■ Prompt ■
Which lines of the records contain "Resources"? Collect every one of them.

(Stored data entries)
* * *

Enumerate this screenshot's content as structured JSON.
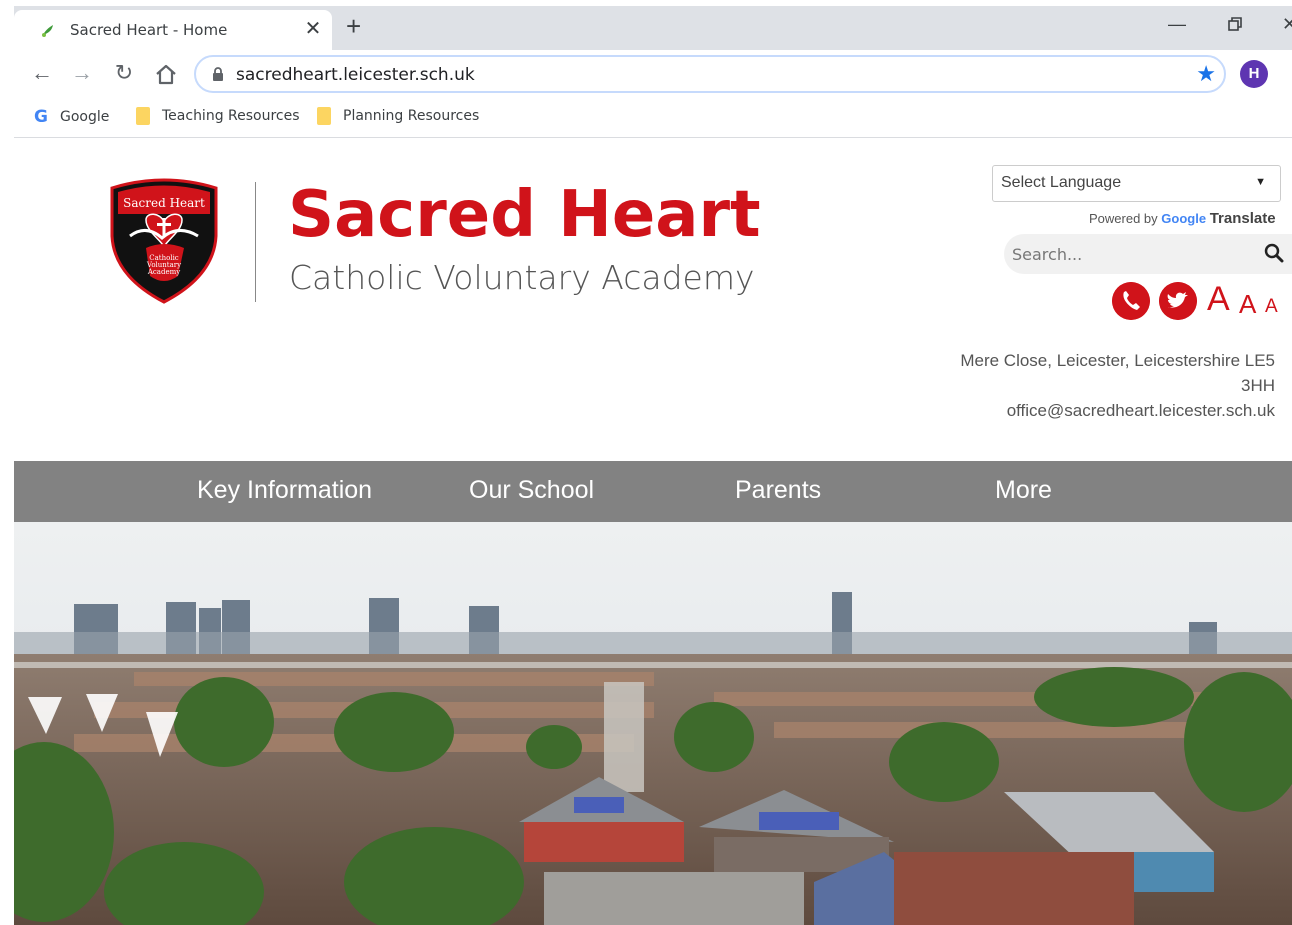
{
  "browser": {
    "tab_title": "Sacred Heart - Home",
    "url": "sacredheart.leicester.sch.uk",
    "profile_initial": "H",
    "bookmarks": [
      "Google",
      "Teaching Resources",
      "Planning Resources"
    ]
  },
  "header": {
    "school_name": "Sacred Heart",
    "school_subtitle": "Catholic Voluntary Academy",
    "crest_text": [
      "Sacred Heart",
      "Catholic",
      "Voluntary",
      "Academy"
    ],
    "language_select": "Select Language",
    "powered_by": "Powered by",
    "google_word": "Google",
    "translate_word": "Translate",
    "search_placeholder": "Search...",
    "text_size_labels": [
      "A",
      "A",
      "A"
    ],
    "address_line1": "Mere Close, Leicester, Leicestershire LE5",
    "address_line2": "3HH",
    "email": "office@sacredheart.leicester.sch.uk"
  },
  "nav": {
    "items": [
      "Key Information",
      "Our School",
      "Parents",
      "More"
    ]
  },
  "colors": {
    "brand_red": "#d0131a",
    "nav_grey": "#828282"
  }
}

* * *

■ Written solution ■
      "Teaching Resources",
      "Planning Resources"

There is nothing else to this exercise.